**Your objective**
Rewrite everything in the items from "text-run: , A zajaco xyxy=(55,450,110,465)" down to "text-run: V ZOO", replacing "section-heading" with "heading" and leaving all else unchanged.

Records of where the elements appear
|---|

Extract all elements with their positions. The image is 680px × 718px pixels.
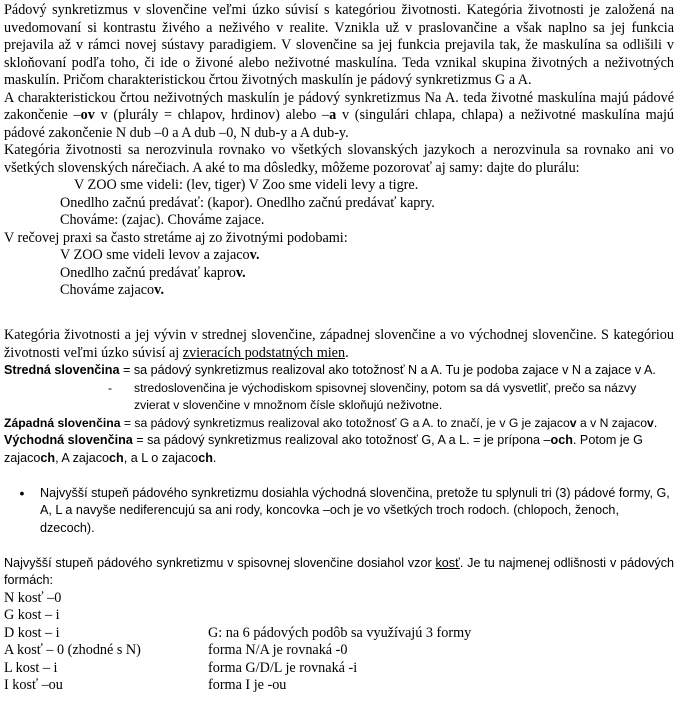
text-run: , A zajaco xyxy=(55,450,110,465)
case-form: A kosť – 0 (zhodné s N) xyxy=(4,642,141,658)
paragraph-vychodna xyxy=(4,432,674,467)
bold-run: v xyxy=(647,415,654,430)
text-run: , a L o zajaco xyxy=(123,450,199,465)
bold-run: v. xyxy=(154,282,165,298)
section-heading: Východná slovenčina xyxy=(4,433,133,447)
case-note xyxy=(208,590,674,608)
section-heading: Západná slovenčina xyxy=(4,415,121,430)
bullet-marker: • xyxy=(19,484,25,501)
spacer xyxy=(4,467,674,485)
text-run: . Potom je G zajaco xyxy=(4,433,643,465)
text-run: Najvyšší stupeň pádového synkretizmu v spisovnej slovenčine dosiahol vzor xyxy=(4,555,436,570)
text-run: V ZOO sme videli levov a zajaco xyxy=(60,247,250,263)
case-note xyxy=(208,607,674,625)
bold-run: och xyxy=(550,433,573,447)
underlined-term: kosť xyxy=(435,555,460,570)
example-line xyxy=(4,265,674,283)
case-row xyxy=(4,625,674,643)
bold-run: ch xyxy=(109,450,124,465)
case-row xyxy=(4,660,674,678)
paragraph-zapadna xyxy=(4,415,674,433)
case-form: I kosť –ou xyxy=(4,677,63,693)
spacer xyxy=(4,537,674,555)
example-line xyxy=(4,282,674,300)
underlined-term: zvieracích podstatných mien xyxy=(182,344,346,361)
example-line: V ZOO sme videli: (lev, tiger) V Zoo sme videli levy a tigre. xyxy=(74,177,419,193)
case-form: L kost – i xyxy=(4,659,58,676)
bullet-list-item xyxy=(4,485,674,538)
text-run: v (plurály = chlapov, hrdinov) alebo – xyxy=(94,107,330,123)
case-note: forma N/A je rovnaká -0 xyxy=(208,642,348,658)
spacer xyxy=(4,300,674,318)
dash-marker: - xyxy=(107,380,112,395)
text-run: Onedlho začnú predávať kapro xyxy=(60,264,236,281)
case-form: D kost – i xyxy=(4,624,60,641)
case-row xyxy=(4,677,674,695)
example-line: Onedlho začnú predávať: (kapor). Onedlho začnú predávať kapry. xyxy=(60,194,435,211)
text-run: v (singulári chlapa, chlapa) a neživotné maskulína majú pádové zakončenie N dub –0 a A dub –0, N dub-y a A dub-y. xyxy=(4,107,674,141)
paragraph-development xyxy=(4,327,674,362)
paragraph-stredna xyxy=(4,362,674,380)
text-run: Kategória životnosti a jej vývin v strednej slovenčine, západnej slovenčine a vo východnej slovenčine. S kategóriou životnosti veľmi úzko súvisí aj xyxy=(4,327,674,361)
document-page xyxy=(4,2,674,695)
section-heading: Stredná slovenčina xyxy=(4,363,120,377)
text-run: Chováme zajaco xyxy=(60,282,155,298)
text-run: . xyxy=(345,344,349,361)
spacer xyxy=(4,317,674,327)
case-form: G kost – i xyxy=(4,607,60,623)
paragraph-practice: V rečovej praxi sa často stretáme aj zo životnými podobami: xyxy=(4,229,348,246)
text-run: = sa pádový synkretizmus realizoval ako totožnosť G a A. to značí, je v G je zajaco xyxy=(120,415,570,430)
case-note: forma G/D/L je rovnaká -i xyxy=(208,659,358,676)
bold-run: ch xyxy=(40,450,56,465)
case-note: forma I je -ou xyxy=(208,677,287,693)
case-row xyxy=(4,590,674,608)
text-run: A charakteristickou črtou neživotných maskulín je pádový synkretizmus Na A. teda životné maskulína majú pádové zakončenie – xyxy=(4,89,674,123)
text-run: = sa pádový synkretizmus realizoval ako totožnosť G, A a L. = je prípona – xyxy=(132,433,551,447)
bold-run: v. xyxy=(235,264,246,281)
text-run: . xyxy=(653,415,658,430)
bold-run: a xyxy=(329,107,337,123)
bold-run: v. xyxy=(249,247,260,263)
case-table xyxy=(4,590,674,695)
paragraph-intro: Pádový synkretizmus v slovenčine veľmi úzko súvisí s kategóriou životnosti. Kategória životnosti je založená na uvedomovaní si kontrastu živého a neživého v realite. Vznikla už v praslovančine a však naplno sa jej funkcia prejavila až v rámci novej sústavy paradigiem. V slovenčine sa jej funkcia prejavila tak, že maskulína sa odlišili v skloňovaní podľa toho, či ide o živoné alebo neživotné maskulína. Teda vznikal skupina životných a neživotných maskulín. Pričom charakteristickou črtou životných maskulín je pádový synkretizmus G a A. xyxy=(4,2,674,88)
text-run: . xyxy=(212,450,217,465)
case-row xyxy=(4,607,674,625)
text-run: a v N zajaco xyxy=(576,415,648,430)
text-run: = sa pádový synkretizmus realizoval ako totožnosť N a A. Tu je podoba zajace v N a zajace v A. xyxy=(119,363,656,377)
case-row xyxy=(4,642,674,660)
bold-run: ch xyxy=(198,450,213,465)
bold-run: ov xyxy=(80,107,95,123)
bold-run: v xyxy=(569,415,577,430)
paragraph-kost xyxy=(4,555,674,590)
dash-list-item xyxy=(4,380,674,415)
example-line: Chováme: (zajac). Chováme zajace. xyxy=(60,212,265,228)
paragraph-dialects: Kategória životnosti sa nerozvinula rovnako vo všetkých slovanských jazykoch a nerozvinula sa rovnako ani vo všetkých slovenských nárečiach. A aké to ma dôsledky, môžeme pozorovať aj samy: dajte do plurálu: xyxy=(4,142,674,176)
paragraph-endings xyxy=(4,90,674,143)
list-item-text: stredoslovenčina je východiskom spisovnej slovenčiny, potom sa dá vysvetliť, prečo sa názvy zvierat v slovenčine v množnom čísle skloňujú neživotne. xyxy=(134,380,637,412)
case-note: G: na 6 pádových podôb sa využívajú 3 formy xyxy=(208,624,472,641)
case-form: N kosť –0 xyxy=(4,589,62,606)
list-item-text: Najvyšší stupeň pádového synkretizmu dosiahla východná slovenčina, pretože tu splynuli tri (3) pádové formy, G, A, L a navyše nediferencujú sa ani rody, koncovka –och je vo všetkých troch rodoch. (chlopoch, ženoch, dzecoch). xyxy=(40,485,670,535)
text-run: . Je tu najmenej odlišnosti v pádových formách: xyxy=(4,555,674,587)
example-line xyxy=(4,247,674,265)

|---|

**Correct answer**
text-run: , A zajaco xyxy=(55,450,110,465)
case-form: A kosť – 0 (zhodné s N) xyxy=(4,642,141,658)
paragraph-vychodna xyxy=(4,432,674,467)
bold-run: v xyxy=(647,415,654,430)
text-run: , a L o zajaco xyxy=(123,450,199,465)
bold-run: v. xyxy=(154,282,165,298)
heading: Východná slovenčina xyxy=(4,433,133,447)
case-note xyxy=(208,590,674,608)
heading: Západná slovenčina xyxy=(4,415,121,430)
bullet-marker: • xyxy=(19,484,25,501)
spacer xyxy=(4,467,674,485)
text-run: . Potom je G zajaco xyxy=(4,433,643,465)
text-run: Najvyšší stupeň pádového synkretizmu v spisovnej slovenčine dosiahol vzor xyxy=(4,555,436,570)
text-run: V ZOO sme videli levov a zajaco xyxy=(60,247,250,263)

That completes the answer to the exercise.